▶ DATA FOR THE TASK
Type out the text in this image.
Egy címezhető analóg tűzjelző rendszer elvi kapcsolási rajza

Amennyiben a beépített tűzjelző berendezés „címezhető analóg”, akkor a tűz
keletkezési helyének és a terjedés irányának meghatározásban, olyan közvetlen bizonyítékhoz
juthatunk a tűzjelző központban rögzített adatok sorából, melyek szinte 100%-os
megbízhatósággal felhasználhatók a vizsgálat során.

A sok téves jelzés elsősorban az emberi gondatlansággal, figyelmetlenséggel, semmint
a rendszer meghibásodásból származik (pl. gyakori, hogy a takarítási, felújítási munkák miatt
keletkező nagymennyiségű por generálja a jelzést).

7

▶ WORK TO DO
Return the listing above in full, character for character.

▶ RESPONSE BELOW
Type out the text in this image.
Egy címezhető analóg tűzjelző rendszer elvi kapcsolási rajza

Amennyiben a beépített tűzjelző berendezés „címezhető analóg”, akkor a tűz
keletkezési helyének és a terjedés irányának meghatározásban, olyan közvetlen bizonyítékhoz
juthatunk a tűzjelző központban rögzített adatok sorából, melyek szinte 100%-os
megbízhatósággal felhasználhatók a vizsgálat során.

A sok téves jelzés elsősorban az emberi gondatlansággal, figyelmetlenséggel, semmint
a rendszer meghibásodásból származik (pl. gyakori, hogy a takarítási, felújítási munkák miatt
keletkező nagymennyiségű por generálja a jelzést).

7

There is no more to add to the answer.